:: Work to do ::
Below are some entries. Output each one exactly as it appears.

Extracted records
<<<<

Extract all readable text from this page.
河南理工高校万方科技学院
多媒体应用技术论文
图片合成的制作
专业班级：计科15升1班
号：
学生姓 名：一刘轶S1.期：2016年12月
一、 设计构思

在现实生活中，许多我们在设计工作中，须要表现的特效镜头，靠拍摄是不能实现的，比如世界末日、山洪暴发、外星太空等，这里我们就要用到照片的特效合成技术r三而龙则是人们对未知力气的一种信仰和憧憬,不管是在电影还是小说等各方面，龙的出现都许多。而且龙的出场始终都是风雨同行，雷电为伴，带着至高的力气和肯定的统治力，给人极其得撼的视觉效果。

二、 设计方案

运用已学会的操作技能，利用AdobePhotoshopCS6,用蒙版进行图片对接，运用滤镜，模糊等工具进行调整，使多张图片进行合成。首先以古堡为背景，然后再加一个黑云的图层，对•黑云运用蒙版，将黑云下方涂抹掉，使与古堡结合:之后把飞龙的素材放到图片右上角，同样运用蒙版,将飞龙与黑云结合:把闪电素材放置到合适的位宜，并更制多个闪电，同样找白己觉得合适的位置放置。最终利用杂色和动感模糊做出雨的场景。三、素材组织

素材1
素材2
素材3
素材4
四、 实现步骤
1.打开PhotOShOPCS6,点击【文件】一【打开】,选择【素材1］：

>>>>

:: Result for this exercise ::
Extract all readable text from this page.
河南理工高校万方科技学院
多媒体应用技术论文
图片合成的制作
专业班级：计科15升1班
号：
学生姓 名：一刘轶S1.期：2016年12月
一、 设计构思

在现实生活中，许多我们在设计工作中，须要表现的特效镜头，靠拍摄是不能实现的，比如世界末日、山洪暴发、外星太空等，这里我们就要用到照片的特效合成技术r三而龙则是人们对未知力气的一种信仰和憧憬,不管是在电影还是小说等各方面，龙的出现都许多。而且龙的出场始终都是风雨同行，雷电为伴，带着至高的力气和肯定的统治力，给人极其得撼的视觉效果。

二、 设计方案

运用已学会的操作技能，利用AdobePhotoshopCS6,用蒙版进行图片对接，运用滤镜，模糊等工具进行调整，使多张图片进行合成。首先以古堡为背景，然后再加一个黑云的图层，对•黑云运用蒙版，将黑云下方涂抹掉，使与古堡结合:之后把飞龙的素材放到图片右上角，同样运用蒙版,将飞龙与黑云结合:把闪电素材放置到合适的位宜，并更制多个闪电，同样找白己觉得合适的位置放置。最终利用杂色和动感模糊做出雨的场景。三、素材组织

素材1
素材2
素材3
素材4
四、 实现步骤
1.打开PhotOShOPCS6,点击【文件】一【打开】,选择【素材1］：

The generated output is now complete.